### PROBLEM TO WORK ON
Exact repetition of every entry is required.

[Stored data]
#####
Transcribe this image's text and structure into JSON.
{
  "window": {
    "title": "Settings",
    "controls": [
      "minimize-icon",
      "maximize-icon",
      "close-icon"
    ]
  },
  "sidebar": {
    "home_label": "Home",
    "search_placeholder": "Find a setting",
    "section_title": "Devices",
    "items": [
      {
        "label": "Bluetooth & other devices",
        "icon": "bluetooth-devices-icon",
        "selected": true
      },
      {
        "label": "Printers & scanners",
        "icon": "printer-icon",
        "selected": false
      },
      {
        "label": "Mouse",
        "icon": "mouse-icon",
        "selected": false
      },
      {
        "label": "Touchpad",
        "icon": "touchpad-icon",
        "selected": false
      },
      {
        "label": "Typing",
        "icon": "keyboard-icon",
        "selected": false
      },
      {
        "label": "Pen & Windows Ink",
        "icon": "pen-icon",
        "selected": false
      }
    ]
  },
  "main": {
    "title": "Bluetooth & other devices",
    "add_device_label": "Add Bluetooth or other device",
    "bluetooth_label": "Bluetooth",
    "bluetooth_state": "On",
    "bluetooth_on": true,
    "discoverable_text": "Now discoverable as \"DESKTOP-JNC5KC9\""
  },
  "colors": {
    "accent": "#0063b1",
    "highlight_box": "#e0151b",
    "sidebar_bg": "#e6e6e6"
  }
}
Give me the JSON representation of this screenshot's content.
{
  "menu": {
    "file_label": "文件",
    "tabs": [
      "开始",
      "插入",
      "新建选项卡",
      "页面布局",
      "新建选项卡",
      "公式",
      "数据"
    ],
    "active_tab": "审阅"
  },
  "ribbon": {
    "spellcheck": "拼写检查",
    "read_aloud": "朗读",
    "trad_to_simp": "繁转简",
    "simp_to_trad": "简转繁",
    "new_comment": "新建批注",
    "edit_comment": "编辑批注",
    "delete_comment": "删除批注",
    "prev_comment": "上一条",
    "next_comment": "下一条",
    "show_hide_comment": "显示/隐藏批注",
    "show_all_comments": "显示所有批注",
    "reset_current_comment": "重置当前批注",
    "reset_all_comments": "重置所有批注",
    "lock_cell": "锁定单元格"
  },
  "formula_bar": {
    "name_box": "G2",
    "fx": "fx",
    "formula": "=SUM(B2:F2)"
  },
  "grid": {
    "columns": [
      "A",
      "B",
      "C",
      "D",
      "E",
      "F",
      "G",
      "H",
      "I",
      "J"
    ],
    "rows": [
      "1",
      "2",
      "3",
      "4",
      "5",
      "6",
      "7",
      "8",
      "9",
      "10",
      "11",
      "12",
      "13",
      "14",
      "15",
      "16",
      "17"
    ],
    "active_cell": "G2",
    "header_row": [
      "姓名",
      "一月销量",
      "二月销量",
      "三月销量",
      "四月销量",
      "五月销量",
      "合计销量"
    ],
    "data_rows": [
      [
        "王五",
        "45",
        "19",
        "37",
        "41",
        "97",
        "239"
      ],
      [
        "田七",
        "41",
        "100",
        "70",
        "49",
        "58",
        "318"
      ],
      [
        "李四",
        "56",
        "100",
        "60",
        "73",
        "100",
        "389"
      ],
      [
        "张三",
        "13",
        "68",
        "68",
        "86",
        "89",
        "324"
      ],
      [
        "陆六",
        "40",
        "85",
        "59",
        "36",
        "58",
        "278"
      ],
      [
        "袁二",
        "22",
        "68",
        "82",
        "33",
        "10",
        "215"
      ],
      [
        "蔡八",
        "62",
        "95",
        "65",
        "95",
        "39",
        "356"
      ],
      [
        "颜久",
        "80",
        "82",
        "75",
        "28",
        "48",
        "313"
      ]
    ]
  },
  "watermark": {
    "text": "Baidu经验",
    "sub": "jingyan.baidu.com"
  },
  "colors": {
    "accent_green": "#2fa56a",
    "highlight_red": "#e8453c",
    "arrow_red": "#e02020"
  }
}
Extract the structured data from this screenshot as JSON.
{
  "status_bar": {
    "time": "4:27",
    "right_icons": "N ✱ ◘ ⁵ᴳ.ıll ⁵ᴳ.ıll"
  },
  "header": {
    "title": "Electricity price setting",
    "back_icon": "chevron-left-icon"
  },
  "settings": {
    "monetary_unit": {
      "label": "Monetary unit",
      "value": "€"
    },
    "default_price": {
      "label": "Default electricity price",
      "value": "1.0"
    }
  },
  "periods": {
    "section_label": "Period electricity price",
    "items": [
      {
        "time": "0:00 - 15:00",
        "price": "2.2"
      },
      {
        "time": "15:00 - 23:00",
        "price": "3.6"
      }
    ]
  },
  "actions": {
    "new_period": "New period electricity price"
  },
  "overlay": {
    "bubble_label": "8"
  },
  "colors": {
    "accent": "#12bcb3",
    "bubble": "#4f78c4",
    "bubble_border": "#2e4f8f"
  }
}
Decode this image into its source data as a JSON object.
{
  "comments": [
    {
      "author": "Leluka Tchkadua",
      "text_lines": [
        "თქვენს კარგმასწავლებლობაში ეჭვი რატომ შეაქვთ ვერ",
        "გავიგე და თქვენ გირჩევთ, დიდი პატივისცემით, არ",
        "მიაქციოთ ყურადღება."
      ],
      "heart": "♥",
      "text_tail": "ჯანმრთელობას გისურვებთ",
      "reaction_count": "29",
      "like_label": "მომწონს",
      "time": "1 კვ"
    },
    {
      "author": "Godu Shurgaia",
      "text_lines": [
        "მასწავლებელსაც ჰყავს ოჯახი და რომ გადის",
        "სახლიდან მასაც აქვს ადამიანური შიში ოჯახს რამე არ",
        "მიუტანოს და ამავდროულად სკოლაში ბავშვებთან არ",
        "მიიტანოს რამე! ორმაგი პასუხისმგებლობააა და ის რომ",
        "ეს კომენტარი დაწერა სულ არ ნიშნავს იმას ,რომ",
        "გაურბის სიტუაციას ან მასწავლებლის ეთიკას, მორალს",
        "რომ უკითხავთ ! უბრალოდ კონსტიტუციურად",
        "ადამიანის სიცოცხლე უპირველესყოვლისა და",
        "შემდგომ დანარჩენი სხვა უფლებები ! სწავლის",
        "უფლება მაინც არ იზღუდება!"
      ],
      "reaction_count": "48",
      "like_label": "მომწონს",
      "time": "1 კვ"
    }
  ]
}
#####
### OUTPUT BELOW
Transcribe this image's text and structure into JSON.
{
  "window": {
    "title": "Settings",
    "controls": [
      "minimize-icon",
      "maximize-icon",
      "close-icon"
    ]
  },
  "sidebar": {
    "home_label": "Home",
    "search_placeholder": "Find a setting",
    "section_title": "Devices",
    "items": [
      {
        "label": "Bluetooth & other devices",
        "icon": "bluetooth-devices-icon",
        "selected": true
      },
      {
        "label": "Printers & scanners",
        "icon": "printer-icon",
        "selected": false
      },
      {
        "label": "Mouse",
        "icon": "mouse-icon",
        "selected": false
      },
      {
        "label": "Touchpad",
        "icon": "touchpad-icon",
        "selected": false
      },
      {
        "label": "Typing",
        "icon": "keyboard-icon",
        "selected": false
      },
      {
        "label": "Pen & Windows Ink",
        "icon": "pen-icon",
        "selected": false
      }
    ]
  },
  "main": {
    "title": "Bluetooth & other devices",
    "add_device_label": "Add Bluetooth or other device",
    "bluetooth_label": "Bluetooth",
    "bluetooth_state": "On",
    "bluetooth_on": true,
    "discoverable_text": "Now discoverable as \"DESKTOP-JNC5KC9\""
  },
  "colors": {
    "accent": "#0063b1",
    "highlight_box": "#e0151b",
    "sidebar_bg": "#e6e6e6"
  }
}
Give me the JSON representation of this screenshot's content.
{
  "menu": {
    "file_label": "文件",
    "tabs": [
      "开始",
      "插入",
      "新建选项卡",
      "页面布局",
      "新建选项卡",
      "公式",
      "数据"
    ],
    "active_tab": "审阅"
  },
  "ribbon": {
    "spellcheck": "拼写检查",
    "read_aloud": "朗读",
    "trad_to_simp": "繁转简",
    "simp_to_trad": "简转繁",
    "new_comment": "新建批注",
    "edit_comment": "编辑批注",
    "delete_comment": "删除批注",
    "prev_comment": "上一条",
    "next_comment": "下一条",
    "show_hide_comment": "显示/隐藏批注",
    "show_all_comments": "显示所有批注",
    "reset_current_comment": "重置当前批注",
    "reset_all_comments": "重置所有批注",
    "lock_cell": "锁定单元格"
  },
  "formula_bar": {
    "name_box": "G2",
    "fx": "fx",
    "formula": "=SUM(B2:F2)"
  },
  "grid": {
    "columns": [
      "A",
      "B",
      "C",
      "D",
      "E",
      "F",
      "G",
      "H",
      "I",
      "J"
    ],
    "rows": [
      "1",
      "2",
      "3",
      "4",
      "5",
      "6",
      "7",
      "8",
      "9",
      "10",
      "11",
      "12",
      "13",
      "14",
      "15",
      "16",
      "17"
    ],
    "active_cell": "G2",
    "header_row": [
      "姓名",
      "一月销量",
      "二月销量",
      "三月销量",
      "四月销量",
      "五月销量",
      "合计销量"
    ],
    "data_rows": [
      [
        "王五",
        "45",
        "19",
        "37",
        "41",
        "97",
        "239"
      ],
      [
        "田七",
        "41",
        "100",
        "70",
        "49",
        "58",
        "318"
      ],
      [
        "李四",
        "56",
        "100",
        "60",
        "73",
        "100",
        "389"
      ],
      [
        "张三",
        "13",
        "68",
        "68",
        "86",
        "89",
        "324"
      ],
      [
        "陆六",
        "40",
        "85",
        "59",
        "36",
        "58",
        "278"
      ],
      [
        "袁二",
        "22",
        "68",
        "82",
        "33",
        "10",
        "215"
      ],
      [
        "蔡八",
        "62",
        "95",
        "65",
        "95",
        "39",
        "356"
      ],
      [
        "颜久",
        "80",
        "82",
        "75",
        "28",
        "48",
        "313"
      ]
    ]
  },
  "watermark": {
    "text": "Baidu经验",
    "sub": "jingyan.baidu.com"
  },
  "colors": {
    "accent_green": "#2fa56a",
    "highlight_red": "#e8453c",
    "arrow_red": "#e02020"
  }
}
Extract the structured data from this screenshot as JSON.
{
  "status_bar": {
    "time": "4:27",
    "right_icons": "N ✱ ◘ ⁵ᴳ.ıll ⁵ᴳ.ıll"
  },
  "header": {
    "title": "Electricity price setting",
    "back_icon": "chevron-left-icon"
  },
  "settings": {
    "monetary_unit": {
      "label": "Monetary unit",
      "value": "€"
    },
    "default_price": {
      "label": "Default electricity price",
      "value": "1.0"
    }
  },
  "periods": {
    "section_label": "Period electricity price",
    "items": [
      {
        "time": "0:00 - 15:00",
        "price": "2.2"
      },
      {
        "time": "15:00 - 23:00",
        "price": "3.6"
      }
    ]
  },
  "actions": {
    "new_period": "New period electricity price"
  },
  "overlay": {
    "bubble_label": "8"
  },
  "colors": {
    "accent": "#12bcb3",
    "bubble": "#4f78c4",
    "bubble_border": "#2e4f8f"
  }
}
Decode this image into its source data as a JSON object.
{
  "comments": [
    {
      "author": "Leluka Tchkadua",
      "text_lines": [
        "თქვენს კარგმასწავლებლობაში ეჭვი რატომ შეაქვთ ვერ",
        "გავიგე და თქვენ გირჩევთ, დიდი პატივისცემით, არ",
        "მიაქციოთ ყურადღება."
      ],
      "heart": "♥",
      "text_tail": "ჯანმრთელობას გისურვებთ",
      "reaction_count": "29",
      "like_label": "მომწონს",
      "time": "1 კვ"
    },
    {
      "author": "Godu Shurgaia",
      "text_lines": [
        "მასწავლებელსაც ჰყავს ოჯახი და რომ გადის",
        "სახლიდან მასაც აქვს ადამიანური შიში ოჯახს რამე არ",
        "მიუტანოს და ამავდროულად სკოლაში ბავშვებთან არ",
        "მიიტანოს რამე! ორმაგი პასუხისმგებლობააა და ის რომ",
        "ეს კომენტარი დაწერა სულ არ ნიშნავს იმას ,რომ",
        "გაურბის სიტუაციას ან მასწავლებლის ეთიკას, მორალს",
        "რომ უკითხავთ ! უბრალოდ კონსტიტუციურად",
        "ადამიანის სიცოცხლე უპირველესყოვლისა და",
        "შემდგომ დანარჩენი სხვა უფლებები ! სწავლის",
        "უფლება მაინც არ იზღუდება!"
      ],
      "reaction_count": "48",
      "like_label": "მომწონს",
      "time": "1 კვ"
    }
  ]
}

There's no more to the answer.